Extract, from the records beneath this instruction, each line that contains the word "date".

***** Source data *****

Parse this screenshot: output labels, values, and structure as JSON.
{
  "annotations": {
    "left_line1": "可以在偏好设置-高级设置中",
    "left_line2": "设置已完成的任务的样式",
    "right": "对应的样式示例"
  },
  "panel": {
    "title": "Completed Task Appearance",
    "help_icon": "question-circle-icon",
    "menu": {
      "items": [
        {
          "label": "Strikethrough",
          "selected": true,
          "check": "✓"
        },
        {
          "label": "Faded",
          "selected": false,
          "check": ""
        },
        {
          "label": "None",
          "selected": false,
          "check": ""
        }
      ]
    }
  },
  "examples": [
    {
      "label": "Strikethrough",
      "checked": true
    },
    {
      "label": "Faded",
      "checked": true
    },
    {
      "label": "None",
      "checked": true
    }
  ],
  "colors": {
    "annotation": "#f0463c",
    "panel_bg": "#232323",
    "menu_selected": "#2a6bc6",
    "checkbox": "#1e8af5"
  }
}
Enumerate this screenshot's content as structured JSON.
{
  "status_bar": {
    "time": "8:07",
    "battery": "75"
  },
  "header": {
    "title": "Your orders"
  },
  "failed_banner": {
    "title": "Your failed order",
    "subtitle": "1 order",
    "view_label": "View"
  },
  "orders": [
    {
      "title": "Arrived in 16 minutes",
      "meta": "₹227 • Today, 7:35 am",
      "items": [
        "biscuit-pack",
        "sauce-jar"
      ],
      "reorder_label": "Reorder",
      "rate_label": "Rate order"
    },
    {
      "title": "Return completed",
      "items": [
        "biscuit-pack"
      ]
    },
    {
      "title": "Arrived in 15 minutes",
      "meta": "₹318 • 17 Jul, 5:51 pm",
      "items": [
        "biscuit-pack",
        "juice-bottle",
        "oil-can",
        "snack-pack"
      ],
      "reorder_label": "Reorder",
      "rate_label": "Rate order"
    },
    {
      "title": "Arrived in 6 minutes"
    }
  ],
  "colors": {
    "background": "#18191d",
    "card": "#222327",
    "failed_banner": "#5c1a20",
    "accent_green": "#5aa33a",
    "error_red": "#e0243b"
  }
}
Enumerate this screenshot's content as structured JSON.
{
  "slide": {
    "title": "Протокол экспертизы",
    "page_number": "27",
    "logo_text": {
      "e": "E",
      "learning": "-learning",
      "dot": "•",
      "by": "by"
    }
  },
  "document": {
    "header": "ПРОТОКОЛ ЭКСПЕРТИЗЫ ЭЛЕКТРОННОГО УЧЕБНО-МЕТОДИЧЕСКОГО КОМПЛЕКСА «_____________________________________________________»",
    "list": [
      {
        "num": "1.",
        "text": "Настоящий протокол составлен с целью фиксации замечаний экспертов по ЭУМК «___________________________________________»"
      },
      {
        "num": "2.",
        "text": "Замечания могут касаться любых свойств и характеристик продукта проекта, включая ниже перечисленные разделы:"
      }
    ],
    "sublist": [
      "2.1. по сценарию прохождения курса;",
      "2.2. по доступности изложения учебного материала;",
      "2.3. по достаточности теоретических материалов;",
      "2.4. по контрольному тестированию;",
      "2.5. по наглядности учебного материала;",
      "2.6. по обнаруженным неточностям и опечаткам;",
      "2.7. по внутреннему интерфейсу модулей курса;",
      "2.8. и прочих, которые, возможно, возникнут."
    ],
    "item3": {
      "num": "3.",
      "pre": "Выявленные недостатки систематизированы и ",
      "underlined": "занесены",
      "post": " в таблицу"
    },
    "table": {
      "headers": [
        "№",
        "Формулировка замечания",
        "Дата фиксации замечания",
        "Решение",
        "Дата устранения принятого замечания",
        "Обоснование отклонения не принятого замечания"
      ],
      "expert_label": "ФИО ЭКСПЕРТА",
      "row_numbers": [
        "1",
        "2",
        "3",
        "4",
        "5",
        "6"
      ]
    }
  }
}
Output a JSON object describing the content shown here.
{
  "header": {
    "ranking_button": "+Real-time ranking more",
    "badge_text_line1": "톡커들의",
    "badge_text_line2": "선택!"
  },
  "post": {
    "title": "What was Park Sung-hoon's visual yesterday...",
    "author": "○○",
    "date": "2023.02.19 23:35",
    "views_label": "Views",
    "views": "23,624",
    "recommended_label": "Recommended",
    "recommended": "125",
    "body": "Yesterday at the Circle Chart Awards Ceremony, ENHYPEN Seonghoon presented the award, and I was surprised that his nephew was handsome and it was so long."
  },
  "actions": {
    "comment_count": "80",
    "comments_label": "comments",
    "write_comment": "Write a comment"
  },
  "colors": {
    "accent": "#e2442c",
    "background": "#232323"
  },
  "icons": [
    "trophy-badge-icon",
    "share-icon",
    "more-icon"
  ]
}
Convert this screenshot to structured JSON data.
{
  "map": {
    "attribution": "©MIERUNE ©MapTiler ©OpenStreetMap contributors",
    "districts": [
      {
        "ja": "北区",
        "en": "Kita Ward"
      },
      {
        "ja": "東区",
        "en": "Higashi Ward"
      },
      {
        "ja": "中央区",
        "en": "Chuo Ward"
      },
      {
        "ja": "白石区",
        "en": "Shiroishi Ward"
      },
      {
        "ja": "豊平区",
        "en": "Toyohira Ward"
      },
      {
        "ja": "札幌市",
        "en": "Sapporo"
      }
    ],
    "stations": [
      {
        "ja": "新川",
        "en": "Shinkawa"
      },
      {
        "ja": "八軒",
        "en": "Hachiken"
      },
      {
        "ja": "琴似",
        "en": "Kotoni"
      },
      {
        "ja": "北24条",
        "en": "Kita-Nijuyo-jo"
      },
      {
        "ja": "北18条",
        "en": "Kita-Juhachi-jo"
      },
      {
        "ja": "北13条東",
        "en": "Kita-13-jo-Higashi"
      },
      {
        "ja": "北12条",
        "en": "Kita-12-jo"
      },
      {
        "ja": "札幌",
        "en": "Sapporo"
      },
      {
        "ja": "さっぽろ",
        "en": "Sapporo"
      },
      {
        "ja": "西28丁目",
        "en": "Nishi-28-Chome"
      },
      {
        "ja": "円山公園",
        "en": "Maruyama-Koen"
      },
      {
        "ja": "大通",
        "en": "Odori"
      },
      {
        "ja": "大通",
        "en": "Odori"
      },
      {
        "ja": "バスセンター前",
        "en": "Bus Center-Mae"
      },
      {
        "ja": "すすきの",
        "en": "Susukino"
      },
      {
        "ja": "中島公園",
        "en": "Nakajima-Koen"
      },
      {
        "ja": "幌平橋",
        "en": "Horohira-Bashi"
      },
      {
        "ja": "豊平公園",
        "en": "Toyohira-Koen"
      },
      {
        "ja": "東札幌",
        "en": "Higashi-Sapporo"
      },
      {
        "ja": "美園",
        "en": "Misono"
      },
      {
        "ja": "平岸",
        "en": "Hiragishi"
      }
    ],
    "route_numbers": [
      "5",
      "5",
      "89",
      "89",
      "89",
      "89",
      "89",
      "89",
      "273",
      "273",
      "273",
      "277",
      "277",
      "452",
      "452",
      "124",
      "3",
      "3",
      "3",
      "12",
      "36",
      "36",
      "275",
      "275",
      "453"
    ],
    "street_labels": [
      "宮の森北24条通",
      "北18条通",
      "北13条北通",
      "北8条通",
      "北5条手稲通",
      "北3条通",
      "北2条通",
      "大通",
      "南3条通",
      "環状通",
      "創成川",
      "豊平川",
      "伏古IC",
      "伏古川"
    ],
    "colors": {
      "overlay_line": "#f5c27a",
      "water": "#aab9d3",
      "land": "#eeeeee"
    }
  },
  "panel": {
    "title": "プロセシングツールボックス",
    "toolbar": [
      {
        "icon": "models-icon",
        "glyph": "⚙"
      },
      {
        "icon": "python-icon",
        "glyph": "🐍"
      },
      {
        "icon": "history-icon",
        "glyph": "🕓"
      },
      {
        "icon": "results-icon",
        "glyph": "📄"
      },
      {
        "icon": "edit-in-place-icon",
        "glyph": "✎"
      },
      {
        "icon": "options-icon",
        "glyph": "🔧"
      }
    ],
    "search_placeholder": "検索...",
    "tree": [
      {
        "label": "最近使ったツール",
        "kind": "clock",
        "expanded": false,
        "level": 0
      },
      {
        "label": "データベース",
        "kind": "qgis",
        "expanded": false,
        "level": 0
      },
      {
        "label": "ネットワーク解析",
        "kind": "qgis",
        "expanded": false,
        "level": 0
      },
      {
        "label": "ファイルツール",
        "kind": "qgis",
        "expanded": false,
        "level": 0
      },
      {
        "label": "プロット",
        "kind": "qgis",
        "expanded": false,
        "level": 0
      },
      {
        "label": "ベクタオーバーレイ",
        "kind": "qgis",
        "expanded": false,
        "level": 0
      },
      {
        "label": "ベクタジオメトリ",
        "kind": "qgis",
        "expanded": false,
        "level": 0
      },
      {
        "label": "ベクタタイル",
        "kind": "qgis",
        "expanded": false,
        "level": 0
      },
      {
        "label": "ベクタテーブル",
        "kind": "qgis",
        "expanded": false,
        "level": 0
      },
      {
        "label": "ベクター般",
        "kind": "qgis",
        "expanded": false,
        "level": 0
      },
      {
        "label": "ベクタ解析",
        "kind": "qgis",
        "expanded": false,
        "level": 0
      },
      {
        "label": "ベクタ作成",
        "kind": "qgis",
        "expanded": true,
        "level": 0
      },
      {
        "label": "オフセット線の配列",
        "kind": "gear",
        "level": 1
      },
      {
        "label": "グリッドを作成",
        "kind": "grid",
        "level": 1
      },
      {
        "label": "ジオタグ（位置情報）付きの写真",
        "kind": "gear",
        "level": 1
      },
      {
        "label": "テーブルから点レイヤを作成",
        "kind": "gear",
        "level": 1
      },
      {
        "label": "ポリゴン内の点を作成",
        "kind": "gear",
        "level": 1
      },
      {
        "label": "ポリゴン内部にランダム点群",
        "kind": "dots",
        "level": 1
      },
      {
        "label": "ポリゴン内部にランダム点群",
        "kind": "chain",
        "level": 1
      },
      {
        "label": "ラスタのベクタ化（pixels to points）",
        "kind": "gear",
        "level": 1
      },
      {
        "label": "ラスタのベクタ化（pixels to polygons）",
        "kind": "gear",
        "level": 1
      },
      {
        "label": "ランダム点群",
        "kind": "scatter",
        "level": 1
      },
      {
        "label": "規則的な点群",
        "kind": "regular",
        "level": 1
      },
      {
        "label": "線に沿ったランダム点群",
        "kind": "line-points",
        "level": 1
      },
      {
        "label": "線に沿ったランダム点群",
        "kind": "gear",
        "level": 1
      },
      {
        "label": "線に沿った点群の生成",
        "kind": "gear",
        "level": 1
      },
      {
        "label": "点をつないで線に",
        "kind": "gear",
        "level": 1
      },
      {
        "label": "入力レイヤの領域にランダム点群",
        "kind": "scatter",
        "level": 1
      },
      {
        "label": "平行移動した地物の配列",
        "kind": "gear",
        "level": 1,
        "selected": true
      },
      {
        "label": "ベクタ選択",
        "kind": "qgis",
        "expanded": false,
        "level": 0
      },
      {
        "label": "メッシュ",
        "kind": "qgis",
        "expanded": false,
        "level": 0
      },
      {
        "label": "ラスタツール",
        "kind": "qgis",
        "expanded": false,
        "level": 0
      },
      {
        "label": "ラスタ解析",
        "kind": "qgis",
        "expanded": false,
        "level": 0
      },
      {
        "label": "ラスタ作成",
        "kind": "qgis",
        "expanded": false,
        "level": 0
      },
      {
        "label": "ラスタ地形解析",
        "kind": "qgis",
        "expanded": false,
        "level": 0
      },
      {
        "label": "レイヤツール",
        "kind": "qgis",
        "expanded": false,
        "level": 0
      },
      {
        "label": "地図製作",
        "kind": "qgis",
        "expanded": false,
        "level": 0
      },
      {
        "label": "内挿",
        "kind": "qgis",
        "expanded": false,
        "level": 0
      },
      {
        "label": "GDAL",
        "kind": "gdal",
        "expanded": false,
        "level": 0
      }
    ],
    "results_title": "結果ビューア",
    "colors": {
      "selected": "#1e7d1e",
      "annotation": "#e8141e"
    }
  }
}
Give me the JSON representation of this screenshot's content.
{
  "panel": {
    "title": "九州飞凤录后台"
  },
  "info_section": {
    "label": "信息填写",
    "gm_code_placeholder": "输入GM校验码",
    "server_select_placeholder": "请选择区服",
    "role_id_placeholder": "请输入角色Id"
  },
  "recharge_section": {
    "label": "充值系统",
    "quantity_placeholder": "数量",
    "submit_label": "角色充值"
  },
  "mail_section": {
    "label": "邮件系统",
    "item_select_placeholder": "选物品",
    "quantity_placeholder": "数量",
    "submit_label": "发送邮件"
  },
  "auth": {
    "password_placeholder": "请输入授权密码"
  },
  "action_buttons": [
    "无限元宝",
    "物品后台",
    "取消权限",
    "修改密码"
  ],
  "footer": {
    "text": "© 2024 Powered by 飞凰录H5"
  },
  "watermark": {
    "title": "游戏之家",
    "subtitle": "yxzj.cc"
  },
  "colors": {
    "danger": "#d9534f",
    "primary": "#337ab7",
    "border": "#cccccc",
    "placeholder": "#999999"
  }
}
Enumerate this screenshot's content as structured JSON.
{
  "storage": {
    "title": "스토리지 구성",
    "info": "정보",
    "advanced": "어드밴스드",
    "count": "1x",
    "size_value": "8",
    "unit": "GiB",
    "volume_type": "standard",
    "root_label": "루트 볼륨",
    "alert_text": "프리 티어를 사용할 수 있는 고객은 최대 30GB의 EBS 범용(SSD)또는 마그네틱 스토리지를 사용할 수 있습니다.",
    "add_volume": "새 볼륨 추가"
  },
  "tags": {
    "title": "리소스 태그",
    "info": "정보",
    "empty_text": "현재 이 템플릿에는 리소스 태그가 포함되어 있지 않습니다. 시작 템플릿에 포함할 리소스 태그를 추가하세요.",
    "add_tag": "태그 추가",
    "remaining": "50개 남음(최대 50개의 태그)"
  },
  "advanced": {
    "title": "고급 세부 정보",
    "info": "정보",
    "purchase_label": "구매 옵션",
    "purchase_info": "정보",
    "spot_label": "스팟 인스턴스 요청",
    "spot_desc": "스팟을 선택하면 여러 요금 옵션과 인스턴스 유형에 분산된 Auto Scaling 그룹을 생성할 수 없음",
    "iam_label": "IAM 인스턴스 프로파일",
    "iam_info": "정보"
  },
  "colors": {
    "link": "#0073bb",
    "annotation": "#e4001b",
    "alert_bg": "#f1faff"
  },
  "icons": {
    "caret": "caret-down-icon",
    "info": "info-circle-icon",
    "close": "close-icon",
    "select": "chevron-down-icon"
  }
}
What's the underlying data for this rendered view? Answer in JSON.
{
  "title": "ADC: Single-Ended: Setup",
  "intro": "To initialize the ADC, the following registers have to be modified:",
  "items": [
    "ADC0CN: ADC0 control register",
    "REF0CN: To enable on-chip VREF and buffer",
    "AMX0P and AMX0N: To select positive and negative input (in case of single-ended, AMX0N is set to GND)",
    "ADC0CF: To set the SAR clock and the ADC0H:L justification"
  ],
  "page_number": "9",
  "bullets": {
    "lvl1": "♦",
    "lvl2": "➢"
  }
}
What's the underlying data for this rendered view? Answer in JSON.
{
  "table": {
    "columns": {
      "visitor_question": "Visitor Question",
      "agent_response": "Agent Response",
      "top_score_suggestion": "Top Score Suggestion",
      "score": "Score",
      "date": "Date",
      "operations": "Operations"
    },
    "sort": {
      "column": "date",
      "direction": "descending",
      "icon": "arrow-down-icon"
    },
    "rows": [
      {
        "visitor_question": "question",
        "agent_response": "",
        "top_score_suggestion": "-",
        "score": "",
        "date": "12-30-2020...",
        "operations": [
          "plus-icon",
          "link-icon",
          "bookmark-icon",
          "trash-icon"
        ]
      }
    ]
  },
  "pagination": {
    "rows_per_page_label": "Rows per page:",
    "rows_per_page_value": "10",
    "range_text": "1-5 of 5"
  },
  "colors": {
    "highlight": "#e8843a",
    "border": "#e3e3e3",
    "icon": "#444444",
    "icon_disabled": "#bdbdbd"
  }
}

*****

> [Final result]:
    "date": "2023.02.19 23:35",
      "date": "Date",
      "column": "date",
        "date": "12-30-2020...",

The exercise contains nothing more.